>> Start SOURCE DATA

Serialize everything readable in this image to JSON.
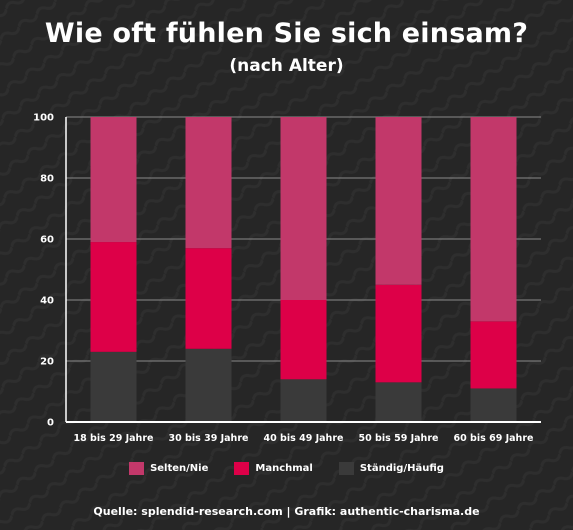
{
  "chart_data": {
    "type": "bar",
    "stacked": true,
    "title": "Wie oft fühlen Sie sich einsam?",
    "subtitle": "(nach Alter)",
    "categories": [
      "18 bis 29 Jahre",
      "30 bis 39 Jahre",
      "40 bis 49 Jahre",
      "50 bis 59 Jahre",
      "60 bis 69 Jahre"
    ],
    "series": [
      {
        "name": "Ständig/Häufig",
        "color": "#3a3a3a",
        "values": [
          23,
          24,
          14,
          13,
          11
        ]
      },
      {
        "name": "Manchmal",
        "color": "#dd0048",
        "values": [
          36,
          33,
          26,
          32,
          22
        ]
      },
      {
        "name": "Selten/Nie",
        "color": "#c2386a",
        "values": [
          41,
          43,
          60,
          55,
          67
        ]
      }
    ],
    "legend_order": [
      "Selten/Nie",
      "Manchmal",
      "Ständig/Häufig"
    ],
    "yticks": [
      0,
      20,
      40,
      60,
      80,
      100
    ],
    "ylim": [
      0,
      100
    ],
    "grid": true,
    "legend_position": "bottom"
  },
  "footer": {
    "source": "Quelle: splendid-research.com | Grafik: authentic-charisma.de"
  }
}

>> End SOURCE DATA
>> Start SOURCE DATA

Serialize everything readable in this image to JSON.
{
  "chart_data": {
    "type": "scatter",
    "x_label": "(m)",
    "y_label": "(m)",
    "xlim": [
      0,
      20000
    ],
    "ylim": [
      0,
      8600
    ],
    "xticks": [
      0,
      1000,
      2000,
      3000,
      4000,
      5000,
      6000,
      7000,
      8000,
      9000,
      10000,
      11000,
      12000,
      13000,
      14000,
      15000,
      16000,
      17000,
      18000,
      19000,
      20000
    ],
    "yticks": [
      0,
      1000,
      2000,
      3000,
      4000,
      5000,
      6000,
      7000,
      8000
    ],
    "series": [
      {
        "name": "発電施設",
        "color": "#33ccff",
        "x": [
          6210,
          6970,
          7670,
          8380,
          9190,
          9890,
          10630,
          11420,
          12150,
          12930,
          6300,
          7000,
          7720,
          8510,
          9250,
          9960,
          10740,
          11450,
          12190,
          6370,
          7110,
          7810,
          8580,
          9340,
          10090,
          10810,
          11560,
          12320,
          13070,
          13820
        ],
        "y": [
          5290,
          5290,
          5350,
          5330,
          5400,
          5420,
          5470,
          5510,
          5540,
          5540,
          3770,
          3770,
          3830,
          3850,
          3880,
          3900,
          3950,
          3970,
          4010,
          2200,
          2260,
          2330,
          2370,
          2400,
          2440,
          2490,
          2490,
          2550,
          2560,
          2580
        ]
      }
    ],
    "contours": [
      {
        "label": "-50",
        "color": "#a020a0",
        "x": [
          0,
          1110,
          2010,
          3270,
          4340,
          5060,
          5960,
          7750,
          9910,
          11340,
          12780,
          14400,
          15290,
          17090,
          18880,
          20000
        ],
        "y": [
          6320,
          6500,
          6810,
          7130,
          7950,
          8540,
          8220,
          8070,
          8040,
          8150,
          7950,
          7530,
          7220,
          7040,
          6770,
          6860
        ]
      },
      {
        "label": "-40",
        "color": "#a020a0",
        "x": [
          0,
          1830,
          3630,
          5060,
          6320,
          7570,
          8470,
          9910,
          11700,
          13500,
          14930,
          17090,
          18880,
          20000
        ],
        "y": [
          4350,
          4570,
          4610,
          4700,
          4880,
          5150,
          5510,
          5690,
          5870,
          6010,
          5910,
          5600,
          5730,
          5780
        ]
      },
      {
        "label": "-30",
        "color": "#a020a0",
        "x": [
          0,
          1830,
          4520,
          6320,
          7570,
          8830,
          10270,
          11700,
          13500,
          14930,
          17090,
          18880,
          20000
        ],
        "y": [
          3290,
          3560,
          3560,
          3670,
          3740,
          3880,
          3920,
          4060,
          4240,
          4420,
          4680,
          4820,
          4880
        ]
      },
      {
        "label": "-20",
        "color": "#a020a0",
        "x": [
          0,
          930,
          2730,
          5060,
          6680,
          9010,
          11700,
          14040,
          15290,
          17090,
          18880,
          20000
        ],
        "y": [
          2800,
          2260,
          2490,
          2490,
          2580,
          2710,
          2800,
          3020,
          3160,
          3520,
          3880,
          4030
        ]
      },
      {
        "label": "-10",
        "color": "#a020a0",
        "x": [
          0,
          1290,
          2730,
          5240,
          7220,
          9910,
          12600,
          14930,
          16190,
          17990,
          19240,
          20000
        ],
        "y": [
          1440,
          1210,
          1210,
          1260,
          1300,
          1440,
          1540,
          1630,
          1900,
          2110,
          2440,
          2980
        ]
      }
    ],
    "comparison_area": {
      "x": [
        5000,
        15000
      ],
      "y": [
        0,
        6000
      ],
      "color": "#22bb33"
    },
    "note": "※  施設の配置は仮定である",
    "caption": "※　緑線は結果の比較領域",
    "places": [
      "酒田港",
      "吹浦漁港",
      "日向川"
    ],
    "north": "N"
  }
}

>> End SOURCE DATA
>> Start SOURCE DATA

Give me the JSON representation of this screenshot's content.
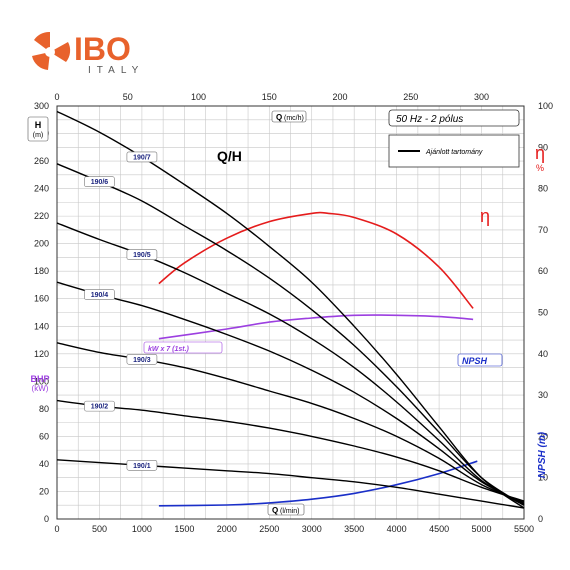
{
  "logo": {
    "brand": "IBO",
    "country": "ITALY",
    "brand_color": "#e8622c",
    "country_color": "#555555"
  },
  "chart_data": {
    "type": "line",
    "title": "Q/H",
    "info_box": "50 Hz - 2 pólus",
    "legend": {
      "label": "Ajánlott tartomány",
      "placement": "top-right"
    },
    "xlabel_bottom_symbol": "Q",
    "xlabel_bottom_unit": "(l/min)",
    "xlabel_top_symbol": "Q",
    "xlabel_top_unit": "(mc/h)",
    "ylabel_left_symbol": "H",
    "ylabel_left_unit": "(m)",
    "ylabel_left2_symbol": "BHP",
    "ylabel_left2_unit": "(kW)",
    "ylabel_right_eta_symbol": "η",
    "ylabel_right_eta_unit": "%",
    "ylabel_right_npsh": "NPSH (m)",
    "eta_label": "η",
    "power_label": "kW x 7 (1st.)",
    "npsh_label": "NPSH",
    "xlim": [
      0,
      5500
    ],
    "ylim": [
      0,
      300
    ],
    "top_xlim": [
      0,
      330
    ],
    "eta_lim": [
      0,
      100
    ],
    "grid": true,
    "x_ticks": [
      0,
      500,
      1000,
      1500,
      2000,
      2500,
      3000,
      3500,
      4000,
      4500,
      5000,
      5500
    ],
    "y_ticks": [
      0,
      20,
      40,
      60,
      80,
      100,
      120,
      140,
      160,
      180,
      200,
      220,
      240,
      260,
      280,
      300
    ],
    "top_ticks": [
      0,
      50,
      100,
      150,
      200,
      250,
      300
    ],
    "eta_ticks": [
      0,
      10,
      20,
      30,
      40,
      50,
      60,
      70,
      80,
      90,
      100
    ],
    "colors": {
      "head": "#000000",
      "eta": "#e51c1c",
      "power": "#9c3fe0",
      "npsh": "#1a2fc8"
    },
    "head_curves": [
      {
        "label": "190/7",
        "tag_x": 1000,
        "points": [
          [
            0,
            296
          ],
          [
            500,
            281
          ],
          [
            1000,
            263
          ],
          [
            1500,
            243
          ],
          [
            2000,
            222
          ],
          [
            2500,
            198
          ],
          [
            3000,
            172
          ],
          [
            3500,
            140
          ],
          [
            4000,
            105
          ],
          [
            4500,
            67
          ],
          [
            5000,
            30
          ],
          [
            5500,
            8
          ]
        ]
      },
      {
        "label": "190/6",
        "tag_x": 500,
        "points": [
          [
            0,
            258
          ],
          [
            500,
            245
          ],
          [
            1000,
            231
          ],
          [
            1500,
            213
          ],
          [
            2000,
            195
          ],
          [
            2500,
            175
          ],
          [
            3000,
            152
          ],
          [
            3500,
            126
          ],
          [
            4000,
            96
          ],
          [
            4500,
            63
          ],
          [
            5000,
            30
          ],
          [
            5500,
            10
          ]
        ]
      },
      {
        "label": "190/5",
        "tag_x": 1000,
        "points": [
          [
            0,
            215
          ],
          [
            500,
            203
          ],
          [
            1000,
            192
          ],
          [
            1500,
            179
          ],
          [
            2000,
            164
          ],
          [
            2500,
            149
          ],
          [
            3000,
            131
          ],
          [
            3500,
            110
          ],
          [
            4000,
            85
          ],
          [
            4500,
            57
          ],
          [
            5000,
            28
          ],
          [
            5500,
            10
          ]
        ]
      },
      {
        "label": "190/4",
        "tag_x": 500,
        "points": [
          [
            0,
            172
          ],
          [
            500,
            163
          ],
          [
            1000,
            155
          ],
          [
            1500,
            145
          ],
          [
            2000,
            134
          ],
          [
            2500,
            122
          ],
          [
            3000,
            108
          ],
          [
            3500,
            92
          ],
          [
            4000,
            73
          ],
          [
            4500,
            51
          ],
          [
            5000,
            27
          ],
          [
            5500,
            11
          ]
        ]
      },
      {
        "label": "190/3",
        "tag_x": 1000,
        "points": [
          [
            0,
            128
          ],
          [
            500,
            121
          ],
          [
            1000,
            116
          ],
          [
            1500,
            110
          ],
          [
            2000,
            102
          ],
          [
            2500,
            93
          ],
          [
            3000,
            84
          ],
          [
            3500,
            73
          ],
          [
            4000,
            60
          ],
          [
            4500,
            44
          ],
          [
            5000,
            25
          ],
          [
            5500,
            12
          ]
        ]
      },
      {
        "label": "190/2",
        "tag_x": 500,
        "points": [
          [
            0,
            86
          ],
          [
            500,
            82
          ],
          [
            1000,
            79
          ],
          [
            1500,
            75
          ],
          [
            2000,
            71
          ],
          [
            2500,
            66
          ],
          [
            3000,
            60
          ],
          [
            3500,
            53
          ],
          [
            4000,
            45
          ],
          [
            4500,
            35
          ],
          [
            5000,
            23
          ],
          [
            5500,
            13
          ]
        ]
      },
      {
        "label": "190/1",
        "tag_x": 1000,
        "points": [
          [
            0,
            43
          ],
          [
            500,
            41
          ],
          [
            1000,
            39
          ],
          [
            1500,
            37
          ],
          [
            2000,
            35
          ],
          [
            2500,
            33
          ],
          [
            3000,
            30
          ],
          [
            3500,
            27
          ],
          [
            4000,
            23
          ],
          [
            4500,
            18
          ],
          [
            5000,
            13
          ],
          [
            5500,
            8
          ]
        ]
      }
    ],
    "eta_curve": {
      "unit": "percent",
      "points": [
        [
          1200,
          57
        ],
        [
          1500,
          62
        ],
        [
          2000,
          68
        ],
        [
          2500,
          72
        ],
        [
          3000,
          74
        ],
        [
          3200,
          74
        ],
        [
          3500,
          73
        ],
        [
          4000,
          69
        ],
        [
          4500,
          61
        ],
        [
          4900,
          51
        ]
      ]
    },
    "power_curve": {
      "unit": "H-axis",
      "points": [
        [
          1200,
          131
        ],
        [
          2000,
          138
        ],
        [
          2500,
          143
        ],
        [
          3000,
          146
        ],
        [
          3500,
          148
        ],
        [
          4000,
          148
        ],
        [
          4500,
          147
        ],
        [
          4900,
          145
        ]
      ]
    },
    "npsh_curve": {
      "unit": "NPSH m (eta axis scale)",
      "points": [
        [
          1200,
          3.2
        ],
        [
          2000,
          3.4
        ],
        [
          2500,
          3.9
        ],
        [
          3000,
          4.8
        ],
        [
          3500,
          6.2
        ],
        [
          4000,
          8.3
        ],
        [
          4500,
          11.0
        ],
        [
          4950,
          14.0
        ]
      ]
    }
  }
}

>> End SOURCE DATA

DIRECTIVE ::
Only the number is wanted: how many lines in the data include the string "Ständig"?

COMPLETE OUTPUT ::
2